# Data lines
****************************************

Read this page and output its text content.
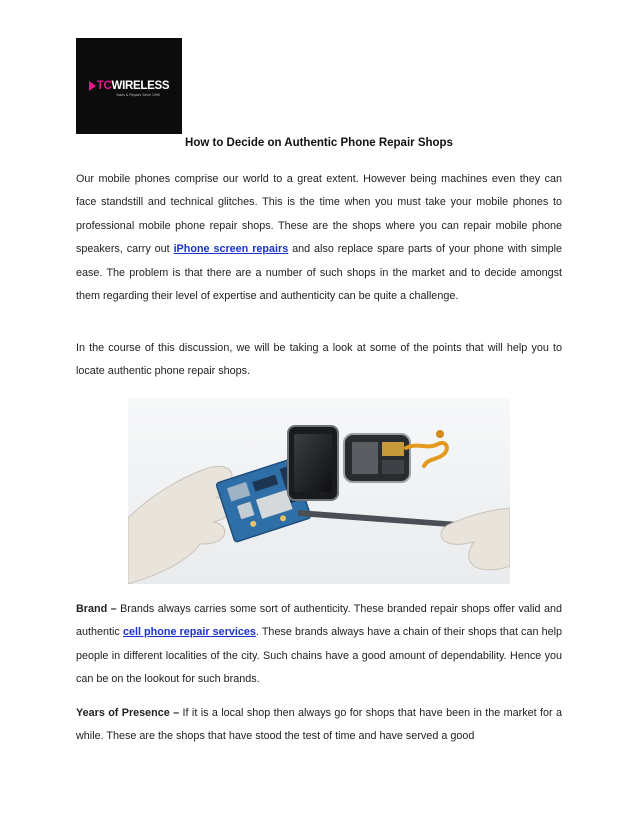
TC WIRELESS
Sales & Repairs Since 1996
How to Decide on Authentic Phone Repair Shops

Our mobile phones comprise our world to a great extent. However being machines even they can face standstill and technical glitches. This is the time when you must take your mobile phones to professional mobile phone repair shops. These are the shops where you can repair mobile phone speakers, carry out iPhone screen repairs and also replace spare parts of your phone with simple ease. The problem is that there are a number of such shops in the market and to decide amongst them regarding their level of expertise and authenticity can be quite a challenge.

In the course of this discussion, we will be taking a look at some of the points that will help you to locate authentic phone repair shops.

Brand – Brands always carries some sort of authenticity. These branded repair shops offer valid and authentic cell phone repair services. These brands always have a chain of their shops that can help people in different localities of the city. Such chains have a good amount of dependability. Hence you can be on the lookout for such brands.

Years of Presence – If it is a local shop then always go for shops that have been in the market for a while. These are the shops that have stood the test of time and have served a good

****************************************

# Instructions to follow
Retype the entries word for word. Omit any images.

# Written reply
Read this page and output its text content.
TC WIRELESS
Sales & Repairs Since 1996
How to Decide on Authentic Phone Repair Shops

Our mobile phones comprise our world to a great extent. However being machines even they can face standstill and technical glitches. This is the time when you must take your mobile phones to professional mobile phone repair shops. These are the shops where you can repair mobile phone speakers, carry out iPhone screen repairs and also replace spare parts of your phone with simple ease. The problem is that there are a number of such shops in the market and to decide amongst them regarding their level of expertise and authenticity can be quite a challenge.

In the course of this discussion, we will be taking a look at some of the points that will help you to locate authentic phone repair shops.

Brand – Brands always carries some sort of authenticity. These branded repair shops offer valid and authentic cell phone repair services. These brands always have a chain of their shops that can help people in different localities of the city. Such chains have a good amount of dependability. Hence you can be on the lookout for such brands.

Years of Presence – If it is a local shop then always go for shops that have been in the market for a while. These are the shops that have stood the test of time and have served a good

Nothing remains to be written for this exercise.